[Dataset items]
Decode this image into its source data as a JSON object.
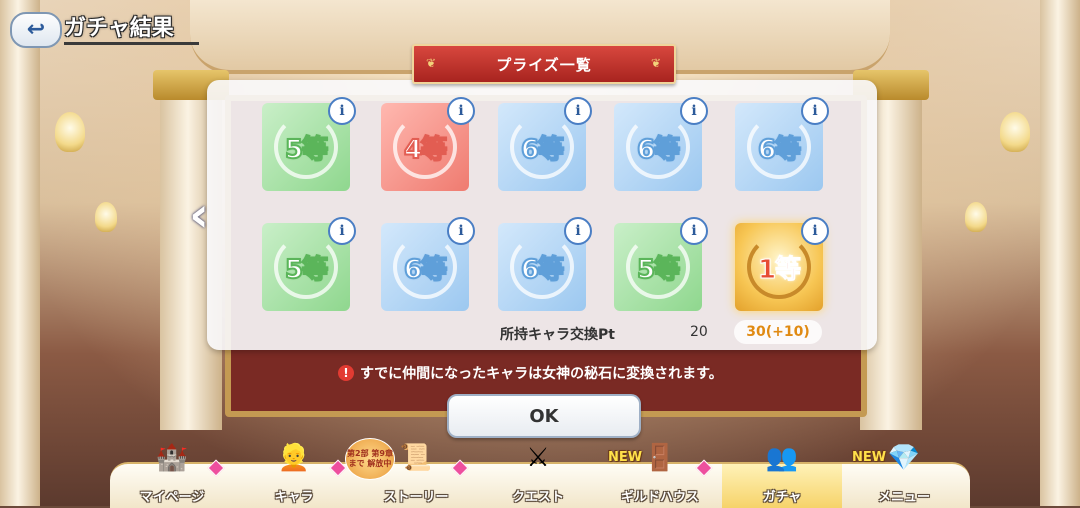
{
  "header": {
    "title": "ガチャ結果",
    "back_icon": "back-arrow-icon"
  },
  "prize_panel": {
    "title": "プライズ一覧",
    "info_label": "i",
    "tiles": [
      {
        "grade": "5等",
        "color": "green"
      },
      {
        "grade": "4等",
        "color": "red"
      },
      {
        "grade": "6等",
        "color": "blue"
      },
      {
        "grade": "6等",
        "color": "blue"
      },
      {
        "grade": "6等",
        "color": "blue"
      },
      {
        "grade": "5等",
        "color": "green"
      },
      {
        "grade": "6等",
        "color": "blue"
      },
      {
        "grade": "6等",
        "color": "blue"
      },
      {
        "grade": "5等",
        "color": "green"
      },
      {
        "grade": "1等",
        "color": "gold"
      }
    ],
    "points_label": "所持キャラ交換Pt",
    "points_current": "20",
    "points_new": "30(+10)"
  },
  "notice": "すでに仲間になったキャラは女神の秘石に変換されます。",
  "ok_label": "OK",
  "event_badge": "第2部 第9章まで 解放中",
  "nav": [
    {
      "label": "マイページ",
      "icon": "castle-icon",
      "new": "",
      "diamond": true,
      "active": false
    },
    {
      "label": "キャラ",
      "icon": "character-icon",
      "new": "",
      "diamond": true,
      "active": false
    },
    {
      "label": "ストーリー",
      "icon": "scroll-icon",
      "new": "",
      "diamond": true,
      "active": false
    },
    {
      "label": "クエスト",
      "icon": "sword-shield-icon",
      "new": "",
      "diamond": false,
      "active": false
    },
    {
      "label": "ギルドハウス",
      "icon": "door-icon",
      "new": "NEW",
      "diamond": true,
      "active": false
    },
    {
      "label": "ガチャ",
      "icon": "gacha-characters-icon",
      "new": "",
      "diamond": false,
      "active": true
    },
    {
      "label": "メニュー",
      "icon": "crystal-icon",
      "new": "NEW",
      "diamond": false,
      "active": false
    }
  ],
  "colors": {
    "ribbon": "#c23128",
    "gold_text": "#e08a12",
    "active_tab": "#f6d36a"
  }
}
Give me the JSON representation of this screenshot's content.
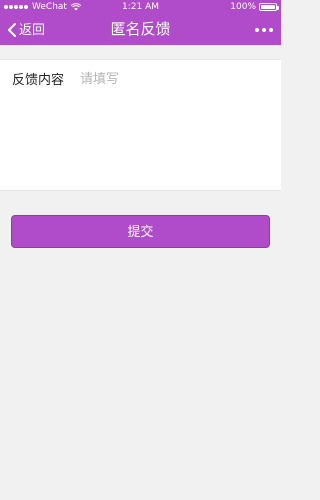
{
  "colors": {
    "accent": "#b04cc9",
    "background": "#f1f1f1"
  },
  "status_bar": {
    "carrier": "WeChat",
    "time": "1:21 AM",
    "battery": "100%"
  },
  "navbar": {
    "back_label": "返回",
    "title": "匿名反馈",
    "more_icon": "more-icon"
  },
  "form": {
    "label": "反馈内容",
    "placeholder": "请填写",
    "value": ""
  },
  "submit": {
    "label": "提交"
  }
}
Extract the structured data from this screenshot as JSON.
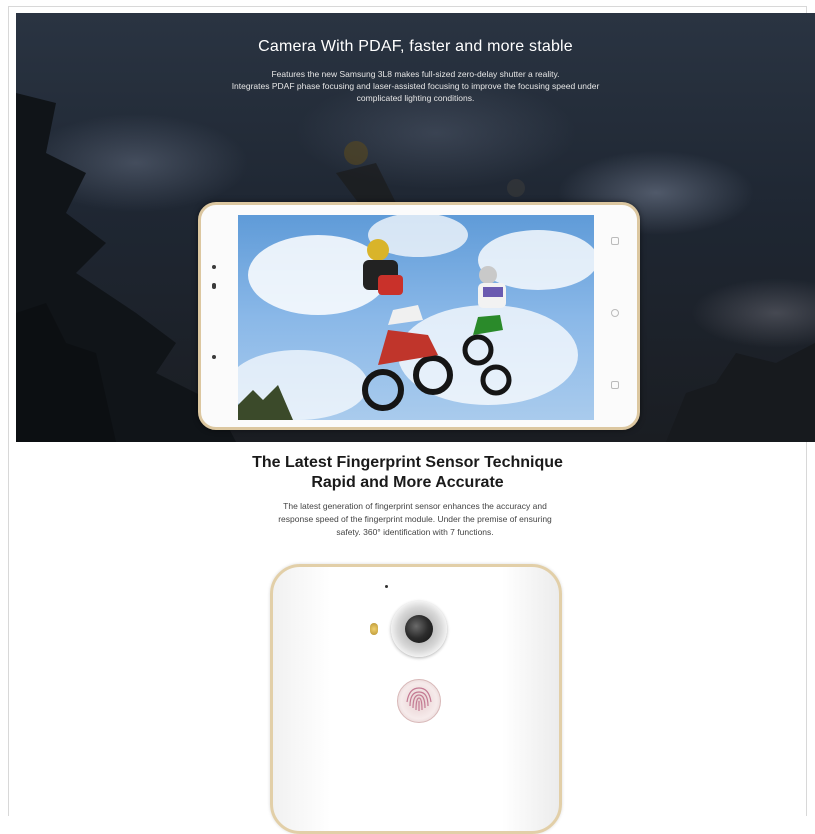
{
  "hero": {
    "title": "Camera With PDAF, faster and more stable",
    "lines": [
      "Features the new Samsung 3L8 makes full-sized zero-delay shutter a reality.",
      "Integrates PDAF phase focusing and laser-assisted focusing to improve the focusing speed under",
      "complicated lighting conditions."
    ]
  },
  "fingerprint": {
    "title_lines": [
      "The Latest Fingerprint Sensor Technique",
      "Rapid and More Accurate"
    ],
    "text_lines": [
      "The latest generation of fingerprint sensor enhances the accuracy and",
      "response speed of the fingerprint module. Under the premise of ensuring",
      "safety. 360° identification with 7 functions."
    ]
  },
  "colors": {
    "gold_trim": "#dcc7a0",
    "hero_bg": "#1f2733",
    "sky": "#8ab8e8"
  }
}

## THE TASK
Each entry should be repeated exactly as it appears; the pictures stay out.

## EXERCISE OUTPUT
Decode this image into its source data as a JSON object.
{
  "header": {
    "title": "ガチャ結果",
    "back_icon": "back-arrow-icon"
  },
  "prize_panel": {
    "title": "プライズ一覧",
    "info_label": "i",
    "tiles": [
      {
        "grade": "5等",
        "color": "green"
      },
      {
        "grade": "4等",
        "color": "red"
      },
      {
        "grade": "6等",
        "color": "blue"
      },
      {
        "grade": "6等",
        "color": "blue"
      },
      {
        "grade": "6等",
        "color": "blue"
      },
      {
        "grade": "5等",
        "color": "green"
      },
      {
        "grade": "6等",
        "color": "blue"
      },
      {
        "grade": "6等",
        "color": "blue"
      },
      {
        "grade": "5等",
        "color": "green"
      },
      {
        "grade": "1等",
        "color": "gold"
      }
    ],
    "points_label": "所持キャラ交換Pt",
    "points_current": "20",
    "points_new": "30(+10)"
  },
  "notice": "すでに仲間になったキャラは女神の秘石に変換されます。",
  "ok_label": "OK",
  "event_badge": "第2部 第9章まで 解放中",
  "nav": [
    {
      "label": "マイページ",
      "icon": "castle-icon",
      "new": "",
      "diamond": true,
      "active": false
    },
    {
      "label": "キャラ",
      "icon": "character-icon",
      "new": "",
      "diamond": true,
      "active": false
    },
    {
      "label": "ストーリー",
      "icon": "scroll-icon",
      "new": "",
      "diamond": true,
      "active": false
    },
    {
      "label": "クエスト",
      "icon": "sword-shield-icon",
      "new": "",
      "diamond": false,
      "active": false
    },
    {
      "label": "ギルドハウス",
      "icon": "door-icon",
      "new": "NEW",
      "diamond": true,
      "active": false
    },
    {
      "label": "ガチャ",
      "icon": "gacha-characters-icon",
      "new": "",
      "diamond": false,
      "active": true
    },
    {
      "label": "メニュー",
      "icon": "crystal-icon",
      "new": "NEW",
      "diamond": false,
      "active": false
    }
  ],
  "colors": {
    "ribbon": "#c23128",
    "gold_text": "#e08a12",
    "active_tab": "#f6d36a"
  }
}
Give me the JSON representation of this screenshot's content.
{
  "colors": {
    "accent": "#b04cc9",
    "background": "#f1f1f1"
  },
  "status_bar": {
    "carrier": "WeChat",
    "time": "1:21 AM",
    "battery": "100%"
  },
  "navbar": {
    "back_label": "返回",
    "title": "匿名反馈",
    "more_icon": "more-icon"
  },
  "form": {
    "label": "反馈内容",
    "placeholder": "请填写",
    "value": ""
  },
  "submit": {
    "label": "提交"
  }
}
Extract the structured data from this screenshot as JSON.
{
  "hero": {
    "title": "Camera With PDAF, faster and more stable",
    "lines": [
      "Features the new Samsung 3L8 makes full-sized zero-delay shutter a reality.",
      "Integrates PDAF phase focusing and laser-assisted focusing to improve the focusing speed under",
      "complicated lighting conditions."
    ]
  },
  "fingerprint": {
    "title_lines": [
      "The Latest Fingerprint Sensor Technique",
      "Rapid and More Accurate"
    ],
    "text_lines": [
      "The latest generation of fingerprint sensor enhances the accuracy and",
      "response speed of the fingerprint module. Under the premise of ensuring",
      "safety. 360° identification with 7 functions."
    ]
  },
  "colors": {
    "gold_trim": "#dcc7a0",
    "hero_bg": "#1f2733",
    "sky": "#8ab8e8"
  }
}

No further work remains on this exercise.